[Begin Task material]
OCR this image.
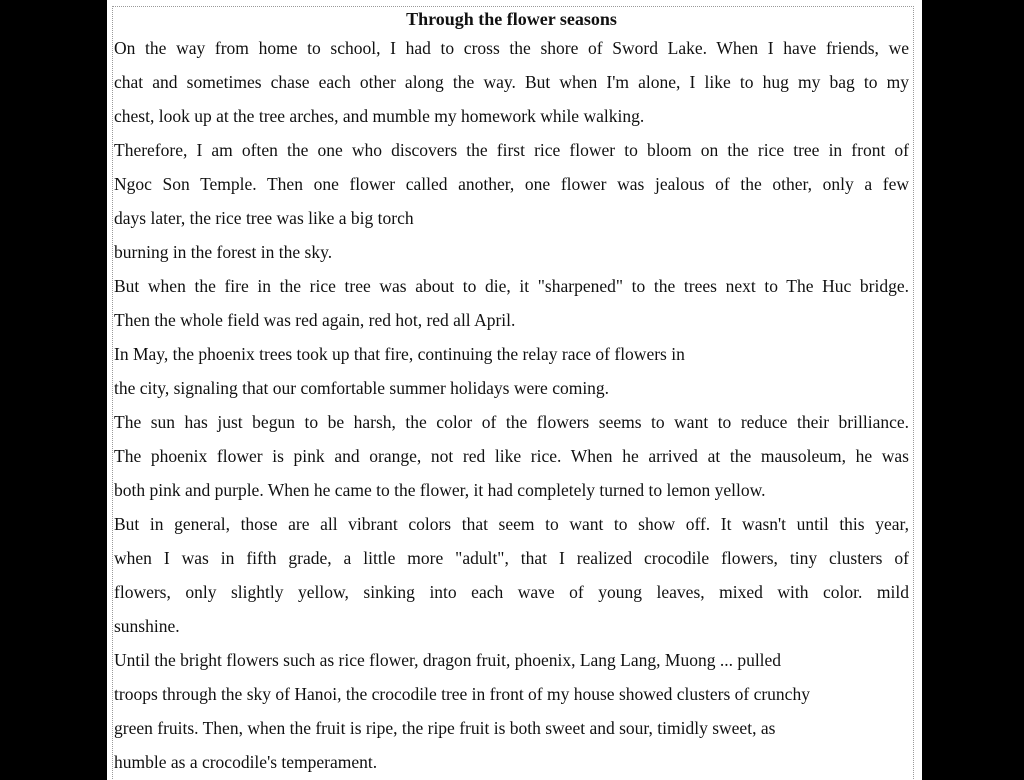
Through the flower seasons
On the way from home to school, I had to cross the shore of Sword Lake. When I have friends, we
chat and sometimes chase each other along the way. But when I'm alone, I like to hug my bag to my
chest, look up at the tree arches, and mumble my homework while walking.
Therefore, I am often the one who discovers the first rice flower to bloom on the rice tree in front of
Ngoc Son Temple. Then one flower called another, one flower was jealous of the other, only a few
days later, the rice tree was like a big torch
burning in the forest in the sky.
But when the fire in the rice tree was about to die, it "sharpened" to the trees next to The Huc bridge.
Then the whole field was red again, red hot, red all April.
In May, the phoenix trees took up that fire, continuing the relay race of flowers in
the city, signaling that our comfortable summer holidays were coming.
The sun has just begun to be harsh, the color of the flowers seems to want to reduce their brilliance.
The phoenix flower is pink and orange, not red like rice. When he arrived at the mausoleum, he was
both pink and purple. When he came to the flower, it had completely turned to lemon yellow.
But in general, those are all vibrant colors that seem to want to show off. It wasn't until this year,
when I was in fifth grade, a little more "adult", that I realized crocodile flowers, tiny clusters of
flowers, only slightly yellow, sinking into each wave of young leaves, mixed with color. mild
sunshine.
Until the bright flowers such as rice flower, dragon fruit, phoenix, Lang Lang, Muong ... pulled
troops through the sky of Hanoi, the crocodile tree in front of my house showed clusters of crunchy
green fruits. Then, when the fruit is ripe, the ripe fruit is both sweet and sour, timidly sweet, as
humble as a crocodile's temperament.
[End Task material]
[Begin Task material]
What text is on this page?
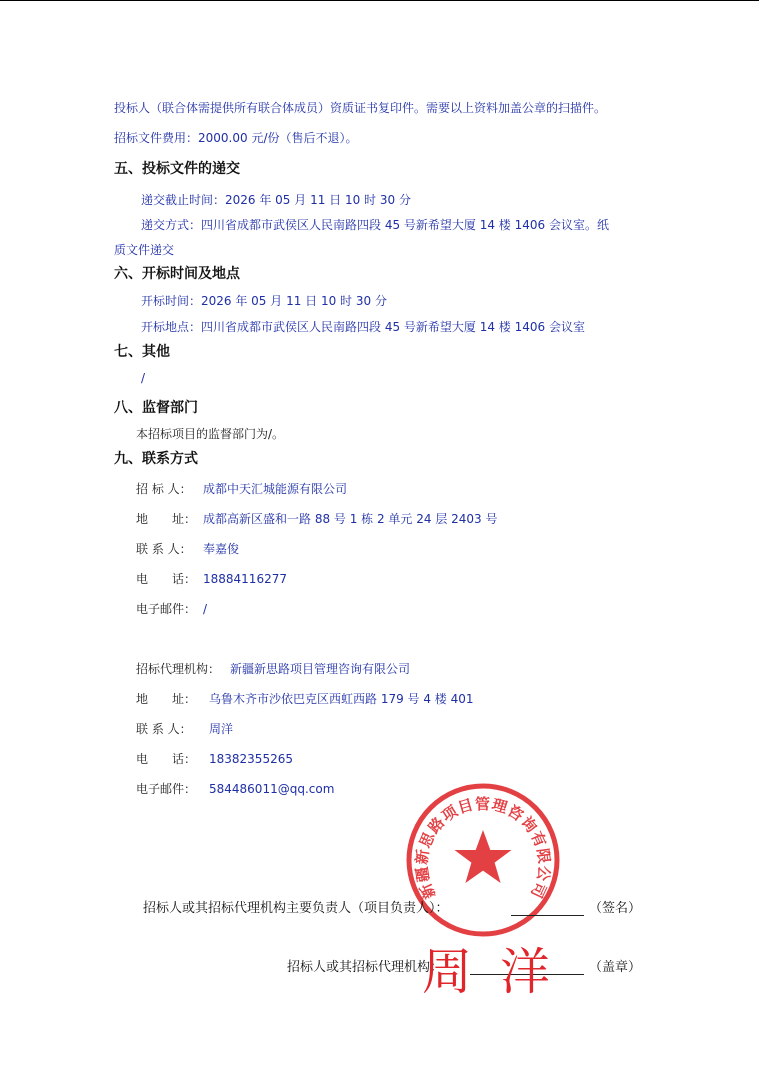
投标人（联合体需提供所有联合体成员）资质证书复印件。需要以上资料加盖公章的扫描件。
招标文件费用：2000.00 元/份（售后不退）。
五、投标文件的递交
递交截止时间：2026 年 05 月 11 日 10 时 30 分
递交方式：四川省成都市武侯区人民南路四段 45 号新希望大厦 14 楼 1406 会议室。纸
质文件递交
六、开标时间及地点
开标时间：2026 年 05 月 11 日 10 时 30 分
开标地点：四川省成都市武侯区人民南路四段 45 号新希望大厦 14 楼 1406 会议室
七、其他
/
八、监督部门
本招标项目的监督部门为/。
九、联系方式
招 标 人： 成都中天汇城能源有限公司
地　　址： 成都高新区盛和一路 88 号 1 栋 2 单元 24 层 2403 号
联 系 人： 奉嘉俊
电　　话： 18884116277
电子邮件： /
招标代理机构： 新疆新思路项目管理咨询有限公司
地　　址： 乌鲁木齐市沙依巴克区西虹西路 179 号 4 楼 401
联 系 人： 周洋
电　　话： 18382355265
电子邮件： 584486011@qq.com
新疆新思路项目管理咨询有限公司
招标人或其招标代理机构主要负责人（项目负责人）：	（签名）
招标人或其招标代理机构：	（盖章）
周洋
[End Task material]
§ **Work instructions**
Show each line in the entries that holds the string "rice".

§ **Response**
Therefore, I am often the one who discovers the first rice flower to bloom on the rice tree in front of
days later, the rice tree was like a big torch
But when the fire in the rice tree was about to die, it "sharpened" to the trees next to The Huc bridge.
The phoenix flower is pink and orange, not red like rice. When he arrived at the mausoleum, he was
Until the bright flowers such as rice flower, dragon fruit, phoenix, Lang Lang, Muong ... pulled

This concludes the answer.